◆ YOUR GOAL:
Copy every line of the listing exactly.

[Stored items]

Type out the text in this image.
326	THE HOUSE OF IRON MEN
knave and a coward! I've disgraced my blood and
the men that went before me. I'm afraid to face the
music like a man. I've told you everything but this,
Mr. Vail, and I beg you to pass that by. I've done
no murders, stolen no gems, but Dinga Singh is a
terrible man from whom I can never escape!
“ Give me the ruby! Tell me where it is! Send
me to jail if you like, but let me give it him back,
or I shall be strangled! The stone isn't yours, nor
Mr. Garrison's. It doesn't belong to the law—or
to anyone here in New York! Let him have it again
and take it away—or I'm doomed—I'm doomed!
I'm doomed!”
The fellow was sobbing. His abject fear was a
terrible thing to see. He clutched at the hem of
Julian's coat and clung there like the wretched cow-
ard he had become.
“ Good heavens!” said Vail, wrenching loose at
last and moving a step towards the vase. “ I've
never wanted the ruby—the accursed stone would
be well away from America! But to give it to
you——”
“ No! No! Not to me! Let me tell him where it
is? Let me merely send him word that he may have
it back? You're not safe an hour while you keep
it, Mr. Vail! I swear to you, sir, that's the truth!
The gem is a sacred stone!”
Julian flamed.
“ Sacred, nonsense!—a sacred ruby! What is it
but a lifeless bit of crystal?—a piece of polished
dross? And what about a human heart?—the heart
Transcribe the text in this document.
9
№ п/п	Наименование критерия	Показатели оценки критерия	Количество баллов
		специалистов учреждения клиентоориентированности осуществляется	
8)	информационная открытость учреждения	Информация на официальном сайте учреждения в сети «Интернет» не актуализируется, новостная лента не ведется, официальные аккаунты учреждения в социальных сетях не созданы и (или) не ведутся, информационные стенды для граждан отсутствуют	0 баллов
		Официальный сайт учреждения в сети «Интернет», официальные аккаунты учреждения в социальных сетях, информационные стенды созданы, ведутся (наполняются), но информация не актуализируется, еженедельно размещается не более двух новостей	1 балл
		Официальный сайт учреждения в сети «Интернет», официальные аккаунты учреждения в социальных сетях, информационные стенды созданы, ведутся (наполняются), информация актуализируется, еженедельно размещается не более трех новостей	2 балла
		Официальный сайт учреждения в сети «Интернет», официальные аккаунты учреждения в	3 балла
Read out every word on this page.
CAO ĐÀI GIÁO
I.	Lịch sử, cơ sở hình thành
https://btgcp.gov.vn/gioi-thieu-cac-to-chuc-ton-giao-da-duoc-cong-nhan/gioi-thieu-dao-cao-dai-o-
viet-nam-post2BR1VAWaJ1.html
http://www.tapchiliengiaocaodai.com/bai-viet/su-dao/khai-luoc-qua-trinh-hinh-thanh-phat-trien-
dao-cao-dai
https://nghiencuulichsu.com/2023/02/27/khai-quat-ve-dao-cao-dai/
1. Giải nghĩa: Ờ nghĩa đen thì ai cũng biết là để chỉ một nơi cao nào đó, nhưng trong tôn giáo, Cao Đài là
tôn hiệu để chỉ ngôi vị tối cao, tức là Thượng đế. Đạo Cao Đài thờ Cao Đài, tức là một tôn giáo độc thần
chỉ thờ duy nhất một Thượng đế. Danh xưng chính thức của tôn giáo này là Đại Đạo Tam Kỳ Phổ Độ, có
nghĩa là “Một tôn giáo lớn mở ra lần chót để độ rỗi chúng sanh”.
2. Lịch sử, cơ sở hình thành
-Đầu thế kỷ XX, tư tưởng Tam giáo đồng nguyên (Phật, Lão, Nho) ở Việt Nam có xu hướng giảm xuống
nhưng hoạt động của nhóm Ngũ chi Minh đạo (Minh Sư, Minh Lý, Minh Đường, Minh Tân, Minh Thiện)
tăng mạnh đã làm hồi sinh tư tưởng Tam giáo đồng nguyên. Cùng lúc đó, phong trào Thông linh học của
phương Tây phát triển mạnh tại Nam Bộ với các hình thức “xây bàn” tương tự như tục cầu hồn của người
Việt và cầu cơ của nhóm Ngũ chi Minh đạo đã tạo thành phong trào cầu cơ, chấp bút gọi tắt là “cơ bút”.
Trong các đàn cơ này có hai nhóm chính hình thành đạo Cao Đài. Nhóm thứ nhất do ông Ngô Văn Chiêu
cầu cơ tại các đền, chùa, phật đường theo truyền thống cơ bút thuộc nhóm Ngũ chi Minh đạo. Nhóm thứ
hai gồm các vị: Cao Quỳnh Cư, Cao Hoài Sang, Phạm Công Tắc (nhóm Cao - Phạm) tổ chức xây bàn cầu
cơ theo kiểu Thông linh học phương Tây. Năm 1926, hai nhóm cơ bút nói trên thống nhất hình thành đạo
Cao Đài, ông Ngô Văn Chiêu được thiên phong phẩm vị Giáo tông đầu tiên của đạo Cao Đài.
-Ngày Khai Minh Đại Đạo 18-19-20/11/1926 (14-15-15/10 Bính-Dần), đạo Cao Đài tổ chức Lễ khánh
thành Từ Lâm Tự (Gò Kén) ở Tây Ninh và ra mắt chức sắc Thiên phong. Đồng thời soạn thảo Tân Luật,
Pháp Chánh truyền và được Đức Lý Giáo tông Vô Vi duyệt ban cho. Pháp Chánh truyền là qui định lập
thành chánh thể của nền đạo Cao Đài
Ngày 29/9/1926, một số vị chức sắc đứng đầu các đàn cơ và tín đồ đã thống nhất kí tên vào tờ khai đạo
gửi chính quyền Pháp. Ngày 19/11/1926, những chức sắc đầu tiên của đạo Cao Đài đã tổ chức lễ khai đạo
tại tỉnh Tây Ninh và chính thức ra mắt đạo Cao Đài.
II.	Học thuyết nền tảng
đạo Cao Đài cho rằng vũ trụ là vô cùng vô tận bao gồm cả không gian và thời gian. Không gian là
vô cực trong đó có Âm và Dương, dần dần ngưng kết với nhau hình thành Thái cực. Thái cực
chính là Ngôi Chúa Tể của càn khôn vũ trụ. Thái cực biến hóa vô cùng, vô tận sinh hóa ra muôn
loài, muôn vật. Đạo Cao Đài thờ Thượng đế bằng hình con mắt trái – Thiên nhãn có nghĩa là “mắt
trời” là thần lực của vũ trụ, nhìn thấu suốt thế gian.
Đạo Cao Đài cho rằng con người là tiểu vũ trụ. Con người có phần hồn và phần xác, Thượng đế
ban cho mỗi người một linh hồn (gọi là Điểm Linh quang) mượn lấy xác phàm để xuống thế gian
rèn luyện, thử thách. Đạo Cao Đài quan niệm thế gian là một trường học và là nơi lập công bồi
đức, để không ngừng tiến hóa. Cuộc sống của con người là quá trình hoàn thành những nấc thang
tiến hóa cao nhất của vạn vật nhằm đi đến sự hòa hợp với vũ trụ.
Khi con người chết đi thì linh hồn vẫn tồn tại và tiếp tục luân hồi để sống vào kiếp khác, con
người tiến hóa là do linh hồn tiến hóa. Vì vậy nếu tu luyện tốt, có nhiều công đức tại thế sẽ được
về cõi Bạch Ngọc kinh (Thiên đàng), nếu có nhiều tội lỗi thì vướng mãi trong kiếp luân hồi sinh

◆ FINISHED ANSWER:
Type out the text in this image.
326	THE HOUSE OF IRON MEN
knave and a coward! I've disgraced my blood and
the men that went before me. I'm afraid to face the
music like a man. I've told you everything but this,
Mr. Vail, and I beg you to pass that by. I've done
no murders, stolen no gems, but Dinga Singh is a
terrible man from whom I can never escape!
“ Give me the ruby! Tell me where it is! Send
me to jail if you like, but let me give it him back,
or I shall be strangled! The stone isn't yours, nor
Mr. Garrison's. It doesn't belong to the law—or
to anyone here in New York! Let him have it again
and take it away—or I'm doomed—I'm doomed!
I'm doomed!”
The fellow was sobbing. His abject fear was a
terrible thing to see. He clutched at the hem of
Julian's coat and clung there like the wretched cow-
ard he had become.
“ Good heavens!” said Vail, wrenching loose at
last and moving a step towards the vase. “ I've
never wanted the ruby—the accursed stone would
be well away from America! But to give it to
you——”
“ No! No! Not to me! Let me tell him where it
is? Let me merely send him word that he may have
it back? You're not safe an hour while you keep
it, Mr. Vail! I swear to you, sir, that's the truth!
The gem is a sacred stone!”
Julian flamed.
“ Sacred, nonsense!—a sacred ruby! What is it
but a lifeless bit of crystal?—a piece of polished
dross? And what about a human heart?—the heart
Transcribe the text in this document.
9
№ п/п	Наименование критерия	Показатели оценки критерия	Количество баллов
		специалистов учреждения клиентоориентированности осуществляется	
8)	информационная открытость учреждения	Информация на официальном сайте учреждения в сети «Интернет» не актуализируется, новостная лента не ведется, официальные аккаунты учреждения в социальных сетях не созданы и (или) не ведутся, информационные стенды для граждан отсутствуют	0 баллов
		Официальный сайт учреждения в сети «Интернет», официальные аккаунты учреждения в социальных сетях, информационные стенды созданы, ведутся (наполняются), но информация не актуализируется, еженедельно размещается не более двух новостей	1 балл
		Официальный сайт учреждения в сети «Интернет», официальные аккаунты учреждения в социальных сетях, информационные стенды созданы, ведутся (наполняются), информация актуализируется, еженедельно размещается не более трех новостей	2 балла
		Официальный сайт учреждения в сети «Интернет», официальные аккаунты учреждения в	3 балла
Read out every word on this page.
CAO ĐÀI GIÁO
I.	Lịch sử, cơ sở hình thành
https://btgcp.gov.vn/gioi-thieu-cac-to-chuc-ton-giao-da-duoc-cong-nhan/gioi-thieu-dao-cao-dai-o-
viet-nam-post2BR1VAWaJ1.html
http://www.tapchiliengiaocaodai.com/bai-viet/su-dao/khai-luoc-qua-trinh-hinh-thanh-phat-trien-
dao-cao-dai
https://nghiencuulichsu.com/2023/02/27/khai-quat-ve-dao-cao-dai/
1. Giải nghĩa: Ờ nghĩa đen thì ai cũng biết là để chỉ một nơi cao nào đó, nhưng trong tôn giáo, Cao Đài là
tôn hiệu để chỉ ngôi vị tối cao, tức là Thượng đế. Đạo Cao Đài thờ Cao Đài, tức là một tôn giáo độc thần
chỉ thờ duy nhất một Thượng đế. Danh xưng chính thức của tôn giáo này là Đại Đạo Tam Kỳ Phổ Độ, có
nghĩa là “Một tôn giáo lớn mở ra lần chót để độ rỗi chúng sanh”.
2. Lịch sử, cơ sở hình thành
-Đầu thế kỷ XX, tư tưởng Tam giáo đồng nguyên (Phật, Lão, Nho) ở Việt Nam có xu hướng giảm xuống
nhưng hoạt động của nhóm Ngũ chi Minh đạo (Minh Sư, Minh Lý, Minh Đường, Minh Tân, Minh Thiện)
tăng mạnh đã làm hồi sinh tư tưởng Tam giáo đồng nguyên. Cùng lúc đó, phong trào Thông linh học của
phương Tây phát triển mạnh tại Nam Bộ với các hình thức “xây bàn” tương tự như tục cầu hồn của người
Việt và cầu cơ của nhóm Ngũ chi Minh đạo đã tạo thành phong trào cầu cơ, chấp bút gọi tắt là “cơ bút”.
Trong các đàn cơ này có hai nhóm chính hình thành đạo Cao Đài. Nhóm thứ nhất do ông Ngô Văn Chiêu
cầu cơ tại các đền, chùa, phật đường theo truyền thống cơ bút thuộc nhóm Ngũ chi Minh đạo. Nhóm thứ
hai gồm các vị: Cao Quỳnh Cư, Cao Hoài Sang, Phạm Công Tắc (nhóm Cao - Phạm) tổ chức xây bàn cầu
cơ theo kiểu Thông linh học phương Tây. Năm 1926, hai nhóm cơ bút nói trên thống nhất hình thành đạo
Cao Đài, ông Ngô Văn Chiêu được thiên phong phẩm vị Giáo tông đầu tiên của đạo Cao Đài.
-Ngày Khai Minh Đại Đạo 18-19-20/11/1926 (14-15-15/10 Bính-Dần), đạo Cao Đài tổ chức Lễ khánh
thành Từ Lâm Tự (Gò Kén) ở Tây Ninh và ra mắt chức sắc Thiên phong. Đồng thời soạn thảo Tân Luật,
Pháp Chánh truyền và được Đức Lý Giáo tông Vô Vi duyệt ban cho. Pháp Chánh truyền là qui định lập
thành chánh thể của nền đạo Cao Đài
Ngày 29/9/1926, một số vị chức sắc đứng đầu các đàn cơ và tín đồ đã thống nhất kí tên vào tờ khai đạo
gửi chính quyền Pháp. Ngày 19/11/1926, những chức sắc đầu tiên của đạo Cao Đài đã tổ chức lễ khai đạo
tại tỉnh Tây Ninh và chính thức ra mắt đạo Cao Đài.
II.	Học thuyết nền tảng
đạo Cao Đài cho rằng vũ trụ là vô cùng vô tận bao gồm cả không gian và thời gian. Không gian là
vô cực trong đó có Âm và Dương, dần dần ngưng kết với nhau hình thành Thái cực. Thái cực
chính là Ngôi Chúa Tể của càn khôn vũ trụ. Thái cực biến hóa vô cùng, vô tận sinh hóa ra muôn
loài, muôn vật. Đạo Cao Đài thờ Thượng đế bằng hình con mắt trái – Thiên nhãn có nghĩa là “mắt
trời” là thần lực của vũ trụ, nhìn thấu suốt thế gian.
Đạo Cao Đài cho rằng con người là tiểu vũ trụ. Con người có phần hồn và phần xác, Thượng đế
ban cho mỗi người một linh hồn (gọi là Điểm Linh quang) mượn lấy xác phàm để xuống thế gian
rèn luyện, thử thách. Đạo Cao Đài quan niệm thế gian là một trường học và là nơi lập công bồi
đức, để không ngừng tiến hóa. Cuộc sống của con người là quá trình hoàn thành những nấc thang
tiến hóa cao nhất của vạn vật nhằm đi đến sự hòa hợp với vũ trụ.
Khi con người chết đi thì linh hồn vẫn tồn tại và tiếp tục luân hồi để sống vào kiếp khác, con
người tiến hóa là do linh hồn tiến hóa. Vì vậy nếu tu luyện tốt, có nhiều công đức tại thế sẽ được
về cõi Bạch Ngọc kinh (Thiên đàng), nếu có nhiều tội lỗi thì vướng mãi trong kiếp luân hồi sinh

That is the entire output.